Records from a data source:
■ ■ ■ ■ ■ ■ ■

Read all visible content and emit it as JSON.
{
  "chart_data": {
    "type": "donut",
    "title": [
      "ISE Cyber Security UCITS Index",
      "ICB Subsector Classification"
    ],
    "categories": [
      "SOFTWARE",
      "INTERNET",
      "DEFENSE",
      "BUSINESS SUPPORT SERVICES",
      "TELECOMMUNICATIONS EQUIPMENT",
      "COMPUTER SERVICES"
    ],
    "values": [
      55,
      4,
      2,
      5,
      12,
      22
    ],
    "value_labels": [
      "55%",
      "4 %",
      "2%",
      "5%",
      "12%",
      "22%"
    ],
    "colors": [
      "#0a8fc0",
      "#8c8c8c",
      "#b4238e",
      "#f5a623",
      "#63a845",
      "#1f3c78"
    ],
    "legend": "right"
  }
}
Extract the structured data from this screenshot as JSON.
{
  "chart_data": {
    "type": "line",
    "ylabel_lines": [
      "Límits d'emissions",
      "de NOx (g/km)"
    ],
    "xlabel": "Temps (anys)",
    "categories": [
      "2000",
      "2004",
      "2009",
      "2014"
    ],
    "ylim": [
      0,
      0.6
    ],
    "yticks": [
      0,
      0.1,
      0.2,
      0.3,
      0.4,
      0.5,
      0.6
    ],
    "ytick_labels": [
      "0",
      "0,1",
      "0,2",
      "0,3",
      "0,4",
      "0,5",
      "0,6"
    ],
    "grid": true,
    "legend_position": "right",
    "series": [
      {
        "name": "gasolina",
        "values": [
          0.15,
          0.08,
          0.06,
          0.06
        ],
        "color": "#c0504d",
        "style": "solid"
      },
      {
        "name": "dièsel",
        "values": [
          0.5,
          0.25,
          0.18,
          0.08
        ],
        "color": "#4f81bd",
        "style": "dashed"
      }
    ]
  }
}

■ ■ ■ ■ ■ ■ ■

# Exercise description:
Retype all of the entries precisely as they are.

# Answer for the task:
Read all visible content and emit it as JSON.
{
  "chart_data": {
    "type": "donut",
    "title": [
      "ISE Cyber Security UCITS Index",
      "ICB Subsector Classification"
    ],
    "categories": [
      "SOFTWARE",
      "INTERNET",
      "DEFENSE",
      "BUSINESS SUPPORT SERVICES",
      "TELECOMMUNICATIONS EQUIPMENT",
      "COMPUTER SERVICES"
    ],
    "values": [
      55,
      4,
      2,
      5,
      12,
      22
    ],
    "value_labels": [
      "55%",
      "4 %",
      "2%",
      "5%",
      "12%",
      "22%"
    ],
    "colors": [
      "#0a8fc0",
      "#8c8c8c",
      "#b4238e",
      "#f5a623",
      "#63a845",
      "#1f3c78"
    ],
    "legend": "right"
  }
}
Extract the structured data from this screenshot as JSON.
{
  "chart_data": {
    "type": "line",
    "ylabel_lines": [
      "Límits d'emissions",
      "de NOx (g/km)"
    ],
    "xlabel": "Temps (anys)",
    "categories": [
      "2000",
      "2004",
      "2009",
      "2014"
    ],
    "ylim": [
      0,
      0.6
    ],
    "yticks": [
      0,
      0.1,
      0.2,
      0.3,
      0.4,
      0.5,
      0.6
    ],
    "ytick_labels": [
      "0",
      "0,1",
      "0,2",
      "0,3",
      "0,4",
      "0,5",
      "0,6"
    ],
    "grid": true,
    "legend_position": "right",
    "series": [
      {
        "name": "gasolina",
        "values": [
          0.15,
          0.08,
          0.06,
          0.06
        ],
        "color": "#c0504d",
        "style": "solid"
      },
      {
        "name": "dièsel",
        "values": [
          0.5,
          0.25,
          0.18,
          0.08
        ],
        "color": "#4f81bd",
        "style": "dashed"
      }
    ]
  }
}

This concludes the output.